→ **DO THIS**
Copy every line that mentions the word "count".

Rows from a figure dataset

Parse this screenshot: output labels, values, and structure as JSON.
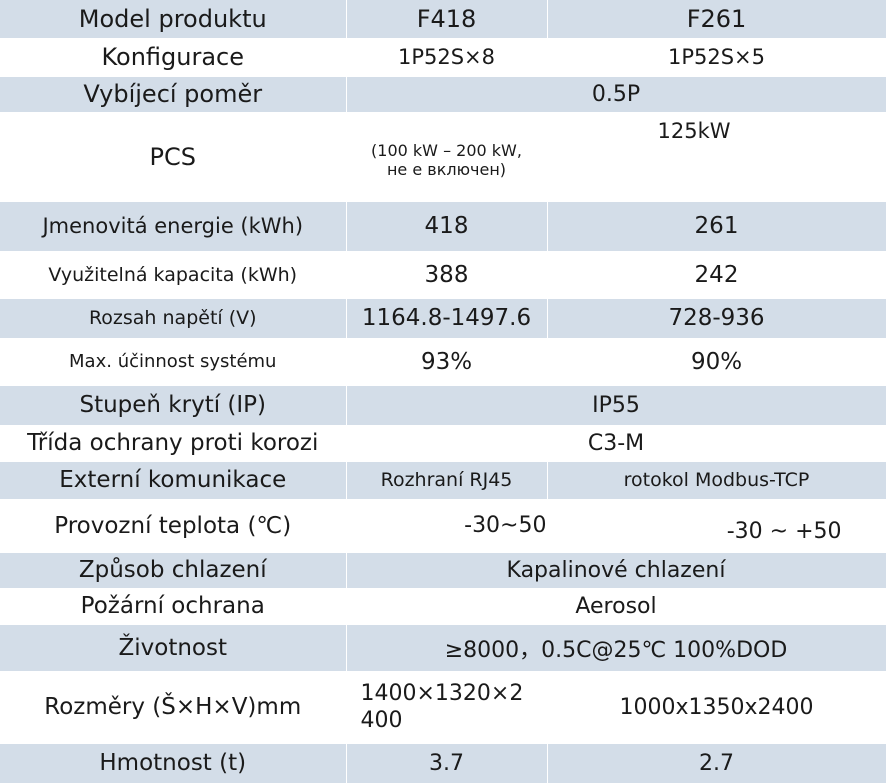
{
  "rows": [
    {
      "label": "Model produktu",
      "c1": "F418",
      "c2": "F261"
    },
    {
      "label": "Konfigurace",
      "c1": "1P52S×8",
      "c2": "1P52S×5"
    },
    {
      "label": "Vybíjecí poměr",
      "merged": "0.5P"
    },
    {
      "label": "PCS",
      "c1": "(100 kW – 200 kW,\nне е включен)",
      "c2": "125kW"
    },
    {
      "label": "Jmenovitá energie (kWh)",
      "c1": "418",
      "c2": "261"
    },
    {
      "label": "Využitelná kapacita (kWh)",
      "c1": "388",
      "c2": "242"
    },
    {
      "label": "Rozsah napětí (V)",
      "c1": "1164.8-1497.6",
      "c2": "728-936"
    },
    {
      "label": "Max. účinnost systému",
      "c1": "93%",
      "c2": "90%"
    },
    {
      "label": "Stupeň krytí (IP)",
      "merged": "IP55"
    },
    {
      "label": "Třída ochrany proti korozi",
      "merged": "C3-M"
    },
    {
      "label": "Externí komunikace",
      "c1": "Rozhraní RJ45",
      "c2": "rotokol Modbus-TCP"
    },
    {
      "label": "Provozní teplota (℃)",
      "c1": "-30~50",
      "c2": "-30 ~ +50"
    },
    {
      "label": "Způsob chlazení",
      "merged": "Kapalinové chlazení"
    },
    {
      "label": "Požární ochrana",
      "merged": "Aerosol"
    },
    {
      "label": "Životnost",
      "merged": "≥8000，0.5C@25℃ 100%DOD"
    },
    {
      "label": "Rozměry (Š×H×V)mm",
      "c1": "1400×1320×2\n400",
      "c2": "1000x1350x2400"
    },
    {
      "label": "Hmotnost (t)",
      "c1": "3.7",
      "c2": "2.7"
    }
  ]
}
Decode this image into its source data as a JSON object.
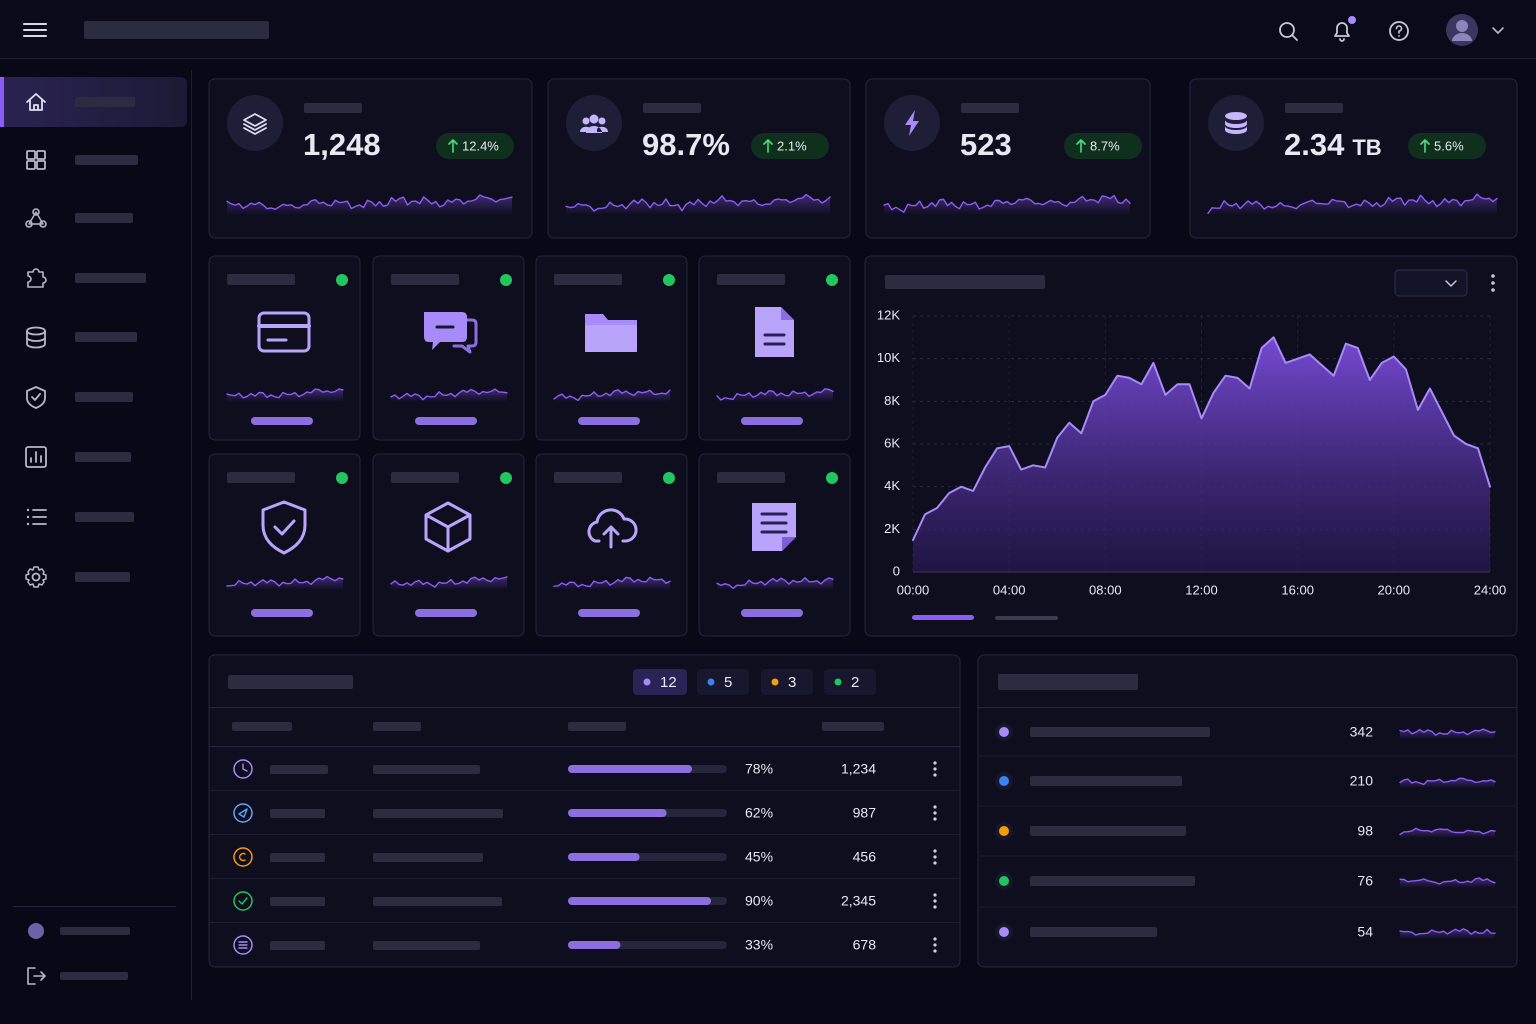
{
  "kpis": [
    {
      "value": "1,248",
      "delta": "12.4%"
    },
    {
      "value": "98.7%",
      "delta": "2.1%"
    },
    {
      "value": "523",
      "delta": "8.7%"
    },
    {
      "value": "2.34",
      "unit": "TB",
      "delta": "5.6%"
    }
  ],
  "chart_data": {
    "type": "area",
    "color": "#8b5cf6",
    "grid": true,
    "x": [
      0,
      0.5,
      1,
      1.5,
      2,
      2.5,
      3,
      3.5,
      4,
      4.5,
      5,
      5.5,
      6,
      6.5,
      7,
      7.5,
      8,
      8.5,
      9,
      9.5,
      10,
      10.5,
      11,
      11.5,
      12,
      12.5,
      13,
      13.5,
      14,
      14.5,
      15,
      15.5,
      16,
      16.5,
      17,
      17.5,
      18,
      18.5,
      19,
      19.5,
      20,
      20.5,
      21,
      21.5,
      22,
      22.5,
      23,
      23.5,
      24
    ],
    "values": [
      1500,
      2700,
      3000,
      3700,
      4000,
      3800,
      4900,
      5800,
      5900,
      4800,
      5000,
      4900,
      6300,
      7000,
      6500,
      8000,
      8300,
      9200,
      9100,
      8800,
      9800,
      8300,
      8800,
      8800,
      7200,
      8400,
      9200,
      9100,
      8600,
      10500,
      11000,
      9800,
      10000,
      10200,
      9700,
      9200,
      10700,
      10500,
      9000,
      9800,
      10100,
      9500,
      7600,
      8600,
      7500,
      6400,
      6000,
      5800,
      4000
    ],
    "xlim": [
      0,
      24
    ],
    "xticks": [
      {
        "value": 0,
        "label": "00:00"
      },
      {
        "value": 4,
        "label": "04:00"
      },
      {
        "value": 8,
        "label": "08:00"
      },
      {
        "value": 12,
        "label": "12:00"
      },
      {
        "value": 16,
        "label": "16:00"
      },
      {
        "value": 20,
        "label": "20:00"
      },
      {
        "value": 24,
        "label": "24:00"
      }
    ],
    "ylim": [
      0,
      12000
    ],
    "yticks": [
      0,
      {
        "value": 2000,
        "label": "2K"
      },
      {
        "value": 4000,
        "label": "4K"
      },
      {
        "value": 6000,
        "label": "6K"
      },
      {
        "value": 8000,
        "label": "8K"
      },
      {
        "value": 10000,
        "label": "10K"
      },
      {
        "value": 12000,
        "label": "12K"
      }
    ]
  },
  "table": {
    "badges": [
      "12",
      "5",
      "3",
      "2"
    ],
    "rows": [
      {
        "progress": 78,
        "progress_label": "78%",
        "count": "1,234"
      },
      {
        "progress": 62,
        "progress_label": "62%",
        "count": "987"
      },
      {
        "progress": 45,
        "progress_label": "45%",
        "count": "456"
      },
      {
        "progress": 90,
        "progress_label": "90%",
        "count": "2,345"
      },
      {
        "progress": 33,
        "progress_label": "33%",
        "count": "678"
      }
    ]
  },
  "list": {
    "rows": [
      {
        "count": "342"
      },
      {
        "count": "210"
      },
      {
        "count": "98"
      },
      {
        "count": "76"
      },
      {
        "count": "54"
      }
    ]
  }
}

--

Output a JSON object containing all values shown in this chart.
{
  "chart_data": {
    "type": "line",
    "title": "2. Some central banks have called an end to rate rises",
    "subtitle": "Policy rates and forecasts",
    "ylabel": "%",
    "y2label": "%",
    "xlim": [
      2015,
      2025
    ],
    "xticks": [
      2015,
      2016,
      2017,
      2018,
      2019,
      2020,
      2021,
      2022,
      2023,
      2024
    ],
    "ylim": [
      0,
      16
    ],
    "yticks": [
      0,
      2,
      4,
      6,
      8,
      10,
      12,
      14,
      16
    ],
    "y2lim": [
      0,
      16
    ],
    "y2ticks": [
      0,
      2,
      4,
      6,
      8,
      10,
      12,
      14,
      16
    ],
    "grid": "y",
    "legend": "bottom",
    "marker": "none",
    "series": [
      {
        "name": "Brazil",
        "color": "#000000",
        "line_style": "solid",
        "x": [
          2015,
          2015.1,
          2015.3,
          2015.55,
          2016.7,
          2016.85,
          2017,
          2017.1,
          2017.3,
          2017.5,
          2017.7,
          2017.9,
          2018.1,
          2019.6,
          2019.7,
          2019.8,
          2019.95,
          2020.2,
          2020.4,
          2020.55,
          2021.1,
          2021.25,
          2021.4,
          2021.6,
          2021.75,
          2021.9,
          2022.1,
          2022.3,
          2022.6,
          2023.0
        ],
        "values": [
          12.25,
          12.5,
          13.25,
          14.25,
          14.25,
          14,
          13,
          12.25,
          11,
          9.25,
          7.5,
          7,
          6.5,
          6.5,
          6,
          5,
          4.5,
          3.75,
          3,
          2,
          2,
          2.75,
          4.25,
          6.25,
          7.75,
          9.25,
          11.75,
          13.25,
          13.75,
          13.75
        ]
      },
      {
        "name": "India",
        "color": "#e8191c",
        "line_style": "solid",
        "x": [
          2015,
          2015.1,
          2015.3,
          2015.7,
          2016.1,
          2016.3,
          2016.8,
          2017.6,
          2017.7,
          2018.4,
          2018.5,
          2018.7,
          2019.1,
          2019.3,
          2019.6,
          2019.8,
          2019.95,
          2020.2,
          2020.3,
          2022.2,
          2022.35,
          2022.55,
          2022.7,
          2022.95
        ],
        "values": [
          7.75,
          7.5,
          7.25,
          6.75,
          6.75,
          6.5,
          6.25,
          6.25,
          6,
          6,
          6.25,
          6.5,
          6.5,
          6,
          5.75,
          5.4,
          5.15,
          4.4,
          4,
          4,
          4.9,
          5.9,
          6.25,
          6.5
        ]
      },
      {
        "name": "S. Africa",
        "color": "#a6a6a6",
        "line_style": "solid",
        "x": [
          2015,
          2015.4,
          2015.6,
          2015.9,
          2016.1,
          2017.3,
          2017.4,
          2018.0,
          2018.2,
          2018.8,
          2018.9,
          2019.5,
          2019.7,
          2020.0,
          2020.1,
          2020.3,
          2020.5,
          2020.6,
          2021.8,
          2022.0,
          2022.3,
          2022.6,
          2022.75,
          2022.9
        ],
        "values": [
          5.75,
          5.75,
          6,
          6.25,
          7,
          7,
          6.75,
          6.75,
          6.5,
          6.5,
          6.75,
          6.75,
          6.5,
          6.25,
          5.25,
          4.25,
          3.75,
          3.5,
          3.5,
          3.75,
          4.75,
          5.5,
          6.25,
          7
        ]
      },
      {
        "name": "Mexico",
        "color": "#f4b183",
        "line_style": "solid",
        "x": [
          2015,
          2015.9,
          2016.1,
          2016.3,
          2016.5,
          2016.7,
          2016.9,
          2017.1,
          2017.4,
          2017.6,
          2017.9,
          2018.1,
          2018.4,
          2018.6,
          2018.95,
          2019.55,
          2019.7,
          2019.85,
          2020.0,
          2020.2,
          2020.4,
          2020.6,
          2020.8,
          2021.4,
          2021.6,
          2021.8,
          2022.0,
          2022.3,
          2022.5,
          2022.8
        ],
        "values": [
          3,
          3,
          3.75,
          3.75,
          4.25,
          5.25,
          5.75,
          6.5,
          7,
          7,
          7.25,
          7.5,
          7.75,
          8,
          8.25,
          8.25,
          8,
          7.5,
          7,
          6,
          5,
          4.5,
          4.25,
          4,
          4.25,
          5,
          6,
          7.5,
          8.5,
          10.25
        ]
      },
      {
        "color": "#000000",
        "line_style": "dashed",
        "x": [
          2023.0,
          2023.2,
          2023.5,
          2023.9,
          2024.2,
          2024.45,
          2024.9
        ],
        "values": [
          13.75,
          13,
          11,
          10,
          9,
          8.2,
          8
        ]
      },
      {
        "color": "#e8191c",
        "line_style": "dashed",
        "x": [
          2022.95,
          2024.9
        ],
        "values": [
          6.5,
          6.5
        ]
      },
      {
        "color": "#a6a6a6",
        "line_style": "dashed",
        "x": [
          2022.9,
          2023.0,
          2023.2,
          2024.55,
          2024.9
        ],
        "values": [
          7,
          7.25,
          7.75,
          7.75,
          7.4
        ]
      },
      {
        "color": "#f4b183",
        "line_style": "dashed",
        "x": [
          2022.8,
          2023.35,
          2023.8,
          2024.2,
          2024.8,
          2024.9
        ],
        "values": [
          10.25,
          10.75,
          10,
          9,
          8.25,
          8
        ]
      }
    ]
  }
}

→ **CORRECT ANSWER**
        "count": "1,234"
        "count": "987"
        "count": "456"
        "count": "2,345"
        "count": "678"
        "count": "342"
        "count": "210"
        "count": "98"
        "count": "76"
        "count": "54"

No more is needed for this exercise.